◆ WORK TO DO:
Answer with one number: the count of lines in this material that hold the word "ffffff".
━━ EXERCISE INPUT ━━
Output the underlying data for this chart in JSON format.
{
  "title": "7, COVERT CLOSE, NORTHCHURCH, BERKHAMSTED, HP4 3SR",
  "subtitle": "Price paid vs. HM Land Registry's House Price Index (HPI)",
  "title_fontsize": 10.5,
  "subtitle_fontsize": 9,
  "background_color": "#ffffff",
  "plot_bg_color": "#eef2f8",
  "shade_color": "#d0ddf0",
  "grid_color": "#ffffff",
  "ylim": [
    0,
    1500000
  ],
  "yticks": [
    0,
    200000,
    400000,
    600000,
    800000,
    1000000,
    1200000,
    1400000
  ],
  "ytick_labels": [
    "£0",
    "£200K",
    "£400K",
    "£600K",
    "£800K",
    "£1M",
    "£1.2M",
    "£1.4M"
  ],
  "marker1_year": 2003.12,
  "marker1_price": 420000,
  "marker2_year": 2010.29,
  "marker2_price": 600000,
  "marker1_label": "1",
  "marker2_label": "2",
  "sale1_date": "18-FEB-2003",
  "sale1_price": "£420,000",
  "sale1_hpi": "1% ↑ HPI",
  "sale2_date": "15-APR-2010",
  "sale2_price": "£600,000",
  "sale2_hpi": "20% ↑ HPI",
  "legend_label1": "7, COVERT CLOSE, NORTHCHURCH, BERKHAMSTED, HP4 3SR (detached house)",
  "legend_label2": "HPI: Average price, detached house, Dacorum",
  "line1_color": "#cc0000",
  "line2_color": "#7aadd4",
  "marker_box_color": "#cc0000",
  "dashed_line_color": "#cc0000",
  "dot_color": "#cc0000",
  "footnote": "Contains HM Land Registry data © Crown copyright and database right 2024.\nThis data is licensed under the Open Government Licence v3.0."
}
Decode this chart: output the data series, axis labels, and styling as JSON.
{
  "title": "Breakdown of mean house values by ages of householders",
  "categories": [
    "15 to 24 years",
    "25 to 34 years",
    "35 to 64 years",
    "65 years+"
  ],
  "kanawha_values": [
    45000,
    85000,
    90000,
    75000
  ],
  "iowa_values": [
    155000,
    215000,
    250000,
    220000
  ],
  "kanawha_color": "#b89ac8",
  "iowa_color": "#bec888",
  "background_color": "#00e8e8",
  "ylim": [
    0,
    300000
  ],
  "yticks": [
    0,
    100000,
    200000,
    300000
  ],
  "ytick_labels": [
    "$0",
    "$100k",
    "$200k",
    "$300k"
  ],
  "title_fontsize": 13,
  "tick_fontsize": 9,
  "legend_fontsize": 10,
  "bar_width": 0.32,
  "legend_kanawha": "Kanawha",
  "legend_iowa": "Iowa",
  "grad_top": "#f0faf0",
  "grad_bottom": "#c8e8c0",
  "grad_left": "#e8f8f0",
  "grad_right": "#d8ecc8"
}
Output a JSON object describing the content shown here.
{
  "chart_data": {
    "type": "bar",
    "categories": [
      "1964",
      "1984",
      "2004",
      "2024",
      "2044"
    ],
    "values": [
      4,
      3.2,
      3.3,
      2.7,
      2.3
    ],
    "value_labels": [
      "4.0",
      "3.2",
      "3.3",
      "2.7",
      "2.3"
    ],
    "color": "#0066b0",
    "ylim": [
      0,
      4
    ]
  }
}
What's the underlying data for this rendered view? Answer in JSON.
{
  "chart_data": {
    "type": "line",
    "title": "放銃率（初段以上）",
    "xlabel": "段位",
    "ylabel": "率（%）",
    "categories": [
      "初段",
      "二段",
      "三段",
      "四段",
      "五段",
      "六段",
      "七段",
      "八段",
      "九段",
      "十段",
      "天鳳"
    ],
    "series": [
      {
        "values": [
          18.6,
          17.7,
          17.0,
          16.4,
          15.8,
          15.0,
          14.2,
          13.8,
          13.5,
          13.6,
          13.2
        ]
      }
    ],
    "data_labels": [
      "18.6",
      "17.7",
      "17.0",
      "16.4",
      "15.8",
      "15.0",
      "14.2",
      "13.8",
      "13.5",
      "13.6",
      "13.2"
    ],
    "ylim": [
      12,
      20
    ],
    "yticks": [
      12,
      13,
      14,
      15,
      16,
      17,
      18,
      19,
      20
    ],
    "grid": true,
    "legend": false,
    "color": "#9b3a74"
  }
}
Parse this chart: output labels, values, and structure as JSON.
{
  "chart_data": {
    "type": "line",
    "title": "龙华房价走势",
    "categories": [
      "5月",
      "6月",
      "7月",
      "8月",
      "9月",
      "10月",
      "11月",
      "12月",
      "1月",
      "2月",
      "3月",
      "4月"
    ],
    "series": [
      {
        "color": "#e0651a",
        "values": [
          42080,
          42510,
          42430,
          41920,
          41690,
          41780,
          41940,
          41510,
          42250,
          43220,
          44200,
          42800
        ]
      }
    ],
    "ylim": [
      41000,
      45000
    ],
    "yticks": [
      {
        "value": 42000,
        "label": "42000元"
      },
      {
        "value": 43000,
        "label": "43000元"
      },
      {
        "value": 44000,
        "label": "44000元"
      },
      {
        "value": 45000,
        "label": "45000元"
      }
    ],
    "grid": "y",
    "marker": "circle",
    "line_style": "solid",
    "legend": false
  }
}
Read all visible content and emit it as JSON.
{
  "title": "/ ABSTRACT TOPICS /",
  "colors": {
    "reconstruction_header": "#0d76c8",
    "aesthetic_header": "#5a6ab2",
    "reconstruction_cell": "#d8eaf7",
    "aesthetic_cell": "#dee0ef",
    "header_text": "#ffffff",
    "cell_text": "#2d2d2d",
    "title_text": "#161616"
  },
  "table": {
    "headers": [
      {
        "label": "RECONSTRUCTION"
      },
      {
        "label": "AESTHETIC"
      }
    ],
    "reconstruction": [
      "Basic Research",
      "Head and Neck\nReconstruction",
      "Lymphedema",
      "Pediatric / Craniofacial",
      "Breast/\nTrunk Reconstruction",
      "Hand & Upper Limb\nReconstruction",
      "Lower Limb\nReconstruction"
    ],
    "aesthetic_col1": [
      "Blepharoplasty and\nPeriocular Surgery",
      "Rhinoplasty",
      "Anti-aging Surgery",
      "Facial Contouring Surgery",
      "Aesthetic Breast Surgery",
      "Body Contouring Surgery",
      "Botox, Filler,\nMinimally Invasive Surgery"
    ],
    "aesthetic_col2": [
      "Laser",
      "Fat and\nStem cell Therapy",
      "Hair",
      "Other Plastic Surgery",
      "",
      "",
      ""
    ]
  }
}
━━━
◆ RESPONSE BELOW:
3